§ Text excerpt
Distributed hyperparameter tuning for machine learning models

Container Registry
Azure Cosmos DB
Data Lake Storage
Data Science Virtual Machines
Machine Learning

This article describes distributed hyperparameter tuning for Python machine learning models. Hyperparameters are adjustable parameters that control machine learning model training. Machine learning model performance depends heavily on hyperparameters.

Hyperparameter tuning, also called hyperparameter optimization, is the process of finding hyperparameter configurations that produce the best model training performance. Azure Machine Learning can help automate and distribute hyperparameter tuning.


Diagram that shows the hyperparameter tuning process in the Azure Machine Learning workflow.

Download a Visio file of this architecture.


  1. The Machine Learning ecosystem ingests data from Azure Data Lake Storage.

  2. Python or YAML can configure sets of hyperparameters.

  3. Distributed hyperparameter tuning trains model instances on multiple CPUs and GPUs to identify the best-performing model.

  4. An Azure Container Registry model registry holds the trained models. Registering the models into the model registry makes them easy to organize and track.

  5. The best-performing model registers with Machine Learning and deploys through Machine Learning managed endpoints.

  6. Azure Cosmos DB stores the model so the web or mobile application can consume it.

  7. Azure Monitor monitors and logs activities throughout the process.


  • Azure Data Lake Storage provides a massively scalable and secure data lake for high-performance analytics workloads.

  • Microsoft Data Science Virtual Machine (DSVM) offers Windows Server and Linux virtual machine (VM) images configured with data analytics and machine learning tools. The scenarios in this article use Ubuntu Linux DSVMs.

  • Azure Machine Learning trains, tests, deploys, automates, and manages machine learning and AI models at cloud scale. Machine Learning managed compute allocates compute target nodes on demand, based on an automatic scaling option. Each compute node is a VM that runs a training job for a particular hyperparameter set.

  • Azure Container Registry stores images for Docker container deployments. In this workload, containers on each compute node run Python training scripts they pull from Container Registry.

  • Azure Cosmos DB is a fully managed, serverless NoSQL database for high-performance applications of any size or scale.

§ Records shown
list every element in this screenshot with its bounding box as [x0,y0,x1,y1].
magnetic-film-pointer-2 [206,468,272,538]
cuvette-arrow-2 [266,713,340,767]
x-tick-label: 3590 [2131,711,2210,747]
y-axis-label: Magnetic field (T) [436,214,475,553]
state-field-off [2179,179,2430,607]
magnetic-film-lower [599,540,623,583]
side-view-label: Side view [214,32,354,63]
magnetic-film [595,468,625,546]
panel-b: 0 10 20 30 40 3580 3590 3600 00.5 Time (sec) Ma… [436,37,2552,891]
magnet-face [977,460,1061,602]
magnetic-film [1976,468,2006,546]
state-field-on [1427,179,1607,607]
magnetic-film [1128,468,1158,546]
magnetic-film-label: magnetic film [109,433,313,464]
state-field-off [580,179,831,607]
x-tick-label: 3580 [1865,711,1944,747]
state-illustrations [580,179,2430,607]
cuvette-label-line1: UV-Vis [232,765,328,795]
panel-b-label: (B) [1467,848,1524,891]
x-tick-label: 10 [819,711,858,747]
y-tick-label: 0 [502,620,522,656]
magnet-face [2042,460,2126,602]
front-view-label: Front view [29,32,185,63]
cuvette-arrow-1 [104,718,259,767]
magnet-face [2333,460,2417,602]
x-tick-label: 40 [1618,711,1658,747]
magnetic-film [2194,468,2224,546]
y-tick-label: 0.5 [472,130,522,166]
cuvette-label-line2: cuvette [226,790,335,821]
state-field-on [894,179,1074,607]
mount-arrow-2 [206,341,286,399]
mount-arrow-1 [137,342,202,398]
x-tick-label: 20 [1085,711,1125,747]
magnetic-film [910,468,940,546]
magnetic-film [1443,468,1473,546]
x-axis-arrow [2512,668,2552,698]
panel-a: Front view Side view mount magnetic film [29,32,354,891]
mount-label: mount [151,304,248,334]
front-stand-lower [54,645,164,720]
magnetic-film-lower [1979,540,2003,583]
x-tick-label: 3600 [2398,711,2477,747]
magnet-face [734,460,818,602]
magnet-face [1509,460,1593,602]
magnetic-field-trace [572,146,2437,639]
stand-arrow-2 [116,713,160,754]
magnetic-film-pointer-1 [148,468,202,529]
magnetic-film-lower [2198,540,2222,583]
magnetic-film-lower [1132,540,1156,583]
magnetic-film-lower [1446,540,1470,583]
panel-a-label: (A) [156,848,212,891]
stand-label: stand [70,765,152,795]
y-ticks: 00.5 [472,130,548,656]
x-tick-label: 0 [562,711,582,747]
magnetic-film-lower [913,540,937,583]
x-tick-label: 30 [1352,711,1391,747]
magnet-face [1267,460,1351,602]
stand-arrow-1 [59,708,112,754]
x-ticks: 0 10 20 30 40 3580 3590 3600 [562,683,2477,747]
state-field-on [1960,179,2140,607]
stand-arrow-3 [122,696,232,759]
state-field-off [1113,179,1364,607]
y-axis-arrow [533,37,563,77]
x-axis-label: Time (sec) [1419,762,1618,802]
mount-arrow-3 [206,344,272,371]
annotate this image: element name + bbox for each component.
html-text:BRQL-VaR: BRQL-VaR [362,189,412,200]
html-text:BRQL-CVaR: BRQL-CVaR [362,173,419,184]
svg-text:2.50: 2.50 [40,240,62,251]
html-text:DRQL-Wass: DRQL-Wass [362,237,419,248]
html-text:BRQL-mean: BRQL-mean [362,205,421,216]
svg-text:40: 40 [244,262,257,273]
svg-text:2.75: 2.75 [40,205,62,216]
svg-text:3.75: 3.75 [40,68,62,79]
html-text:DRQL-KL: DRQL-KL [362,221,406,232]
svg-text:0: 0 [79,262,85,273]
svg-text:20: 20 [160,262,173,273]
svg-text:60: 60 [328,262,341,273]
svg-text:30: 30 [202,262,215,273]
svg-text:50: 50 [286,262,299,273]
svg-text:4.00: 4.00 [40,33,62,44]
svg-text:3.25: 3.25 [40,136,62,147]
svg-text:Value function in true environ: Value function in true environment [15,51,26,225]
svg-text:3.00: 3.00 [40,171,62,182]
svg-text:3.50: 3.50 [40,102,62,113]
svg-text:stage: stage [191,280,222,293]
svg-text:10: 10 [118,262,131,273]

§ List of tasks
[1] According to the hyperparameter tuning article, what does each compute node run?
[2] Reproduce the hyperparameter tuning article from "4. An Azure" to "can consume it.".
The listing has no connection to the hyperparameter tuning article.

§ Replies
[1] A training job for a particular hyperparameter set.

[2]
4. An Azure Container Registry model registry holds the trained models. Registering the models into the model registry makes them easy to organize and track.

  5. The best-performing model registers with Machine Learning and deploys through Machine Learning managed endpoints.

  6. Azure Cosmos DB stores the model so the web or mobile application can consume it.